Set problem: Repeat each line word for word.
>> BEGIN Provided entries
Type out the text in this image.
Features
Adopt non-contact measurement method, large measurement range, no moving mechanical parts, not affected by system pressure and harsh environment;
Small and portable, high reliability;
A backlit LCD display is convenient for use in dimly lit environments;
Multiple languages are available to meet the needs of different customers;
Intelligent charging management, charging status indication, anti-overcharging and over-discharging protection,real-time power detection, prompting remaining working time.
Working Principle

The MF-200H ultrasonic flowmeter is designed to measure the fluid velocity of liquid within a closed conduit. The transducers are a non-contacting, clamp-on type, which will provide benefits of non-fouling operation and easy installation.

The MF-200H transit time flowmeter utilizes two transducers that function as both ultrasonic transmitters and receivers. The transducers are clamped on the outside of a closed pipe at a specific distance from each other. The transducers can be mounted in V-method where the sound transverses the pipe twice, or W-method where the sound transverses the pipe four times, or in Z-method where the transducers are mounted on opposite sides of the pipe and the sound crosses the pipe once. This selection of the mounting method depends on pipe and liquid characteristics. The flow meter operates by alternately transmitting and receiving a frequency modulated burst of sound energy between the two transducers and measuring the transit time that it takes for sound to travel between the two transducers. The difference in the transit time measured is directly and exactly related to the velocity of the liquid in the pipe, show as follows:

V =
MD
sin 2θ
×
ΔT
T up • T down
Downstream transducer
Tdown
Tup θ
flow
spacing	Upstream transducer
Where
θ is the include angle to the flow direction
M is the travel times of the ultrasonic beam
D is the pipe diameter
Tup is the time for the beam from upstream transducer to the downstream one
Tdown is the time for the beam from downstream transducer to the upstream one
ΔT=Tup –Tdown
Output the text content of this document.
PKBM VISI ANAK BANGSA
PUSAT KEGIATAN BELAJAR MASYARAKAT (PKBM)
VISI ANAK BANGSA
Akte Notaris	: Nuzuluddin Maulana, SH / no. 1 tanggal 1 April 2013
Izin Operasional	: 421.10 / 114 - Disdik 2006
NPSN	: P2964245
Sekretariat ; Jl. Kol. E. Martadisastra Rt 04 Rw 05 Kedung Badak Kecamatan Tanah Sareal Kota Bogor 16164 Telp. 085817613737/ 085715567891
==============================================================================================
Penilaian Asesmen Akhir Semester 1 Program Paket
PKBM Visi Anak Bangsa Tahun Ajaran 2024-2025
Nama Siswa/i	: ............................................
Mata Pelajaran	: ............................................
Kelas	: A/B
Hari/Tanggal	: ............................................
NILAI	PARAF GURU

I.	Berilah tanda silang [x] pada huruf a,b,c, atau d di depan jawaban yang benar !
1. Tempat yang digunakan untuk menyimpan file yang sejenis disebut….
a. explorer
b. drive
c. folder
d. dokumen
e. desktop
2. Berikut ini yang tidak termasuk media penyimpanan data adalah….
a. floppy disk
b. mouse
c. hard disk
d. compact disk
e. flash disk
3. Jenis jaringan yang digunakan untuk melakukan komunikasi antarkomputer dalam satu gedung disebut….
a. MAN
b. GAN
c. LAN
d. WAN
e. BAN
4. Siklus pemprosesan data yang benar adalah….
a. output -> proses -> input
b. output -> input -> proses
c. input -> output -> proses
>> END Provided entries
Output of the exercise:
Type out the text in this image.
Features
Adopt non-contact measurement method, large measurement range, no moving mechanical parts, not affected by system pressure and harsh environment;
Small and portable, high reliability;
A backlit LCD display is convenient for use in dimly lit environments;
Multiple languages are available to meet the needs of different customers;
Intelligent charging management, charging status indication, anti-overcharging and over-discharging protection,real-time power detection, prompting remaining working time.
Working Principle

The MF-200H ultrasonic flowmeter is designed to measure the fluid velocity of liquid within a closed conduit. The transducers are a non-contacting, clamp-on type, which will provide benefits of non-fouling operation and easy installation.

The MF-200H transit time flowmeter utilizes two transducers that function as both ultrasonic transmitters and receivers. The transducers are clamped on the outside of a closed pipe at a specific distance from each other. The transducers can be mounted in V-method where the sound transverses the pipe twice, or W-method where the sound transverses the pipe four times, or in Z-method where the transducers are mounted on opposite sides of the pipe and the sound crosses the pipe once. This selection of the mounting method depends on pipe and liquid characteristics. The flow meter operates by alternately transmitting and receiving a frequency modulated burst of sound energy between the two transducers and measuring the transit time that it takes for sound to travel between the two transducers. The difference in the transit time measured is directly and exactly related to the velocity of the liquid in the pipe, show as follows:

V =
MD
sin 2θ
×
ΔT
T up • T down
Downstream transducer
Tdown
Tup θ
flow
spacing	Upstream transducer
Where
θ is the include angle to the flow direction
M is the travel times of the ultrasonic beam
D is the pipe diameter
Tup is the time for the beam from upstream transducer to the downstream one
Tdown is the time for the beam from downstream transducer to the upstream one
ΔT=Tup –Tdown
Output the text content of this document.
PKBM VISI ANAK BANGSA
PUSAT KEGIATAN BELAJAR MASYARAKAT (PKBM)
VISI ANAK BANGSA
Akte Notaris	: Nuzuluddin Maulana, SH / no. 1 tanggal 1 April 2013
Izin Operasional	: 421.10 / 114 - Disdik 2006
NPSN	: P2964245
Sekretariat ; Jl. Kol. E. Martadisastra Rt 04 Rw 05 Kedung Badak Kecamatan Tanah Sareal Kota Bogor 16164 Telp. 085817613737/ 085715567891
==============================================================================================
Penilaian Asesmen Akhir Semester 1 Program Paket
PKBM Visi Anak Bangsa Tahun Ajaran 2024-2025
Nama Siswa/i	: ............................................
Mata Pelajaran	: ............................................
Kelas	: A/B
Hari/Tanggal	: ............................................
NILAI	PARAF GURU

I.	Berilah tanda silang [x] pada huruf a,b,c, atau d di depan jawaban yang benar !
1. Tempat yang digunakan untuk menyimpan file yang sejenis disebut….
a. explorer
b. drive
c. folder
d. dokumen
e. desktop
2. Berikut ini yang tidak termasuk media penyimpanan data adalah….
a. floppy disk
b. mouse
c. hard disk
d. compact disk
e. flash disk
3. Jenis jaringan yang digunakan untuk melakukan komunikasi antarkomputer dalam satu gedung disebut….
a. MAN
b. GAN
c. LAN
d. WAN
e. BAN
4. Siklus pemprosesan data yang benar adalah….
a. output -> proses -> input
b. output -> input -> proses
c. input -> output -> proses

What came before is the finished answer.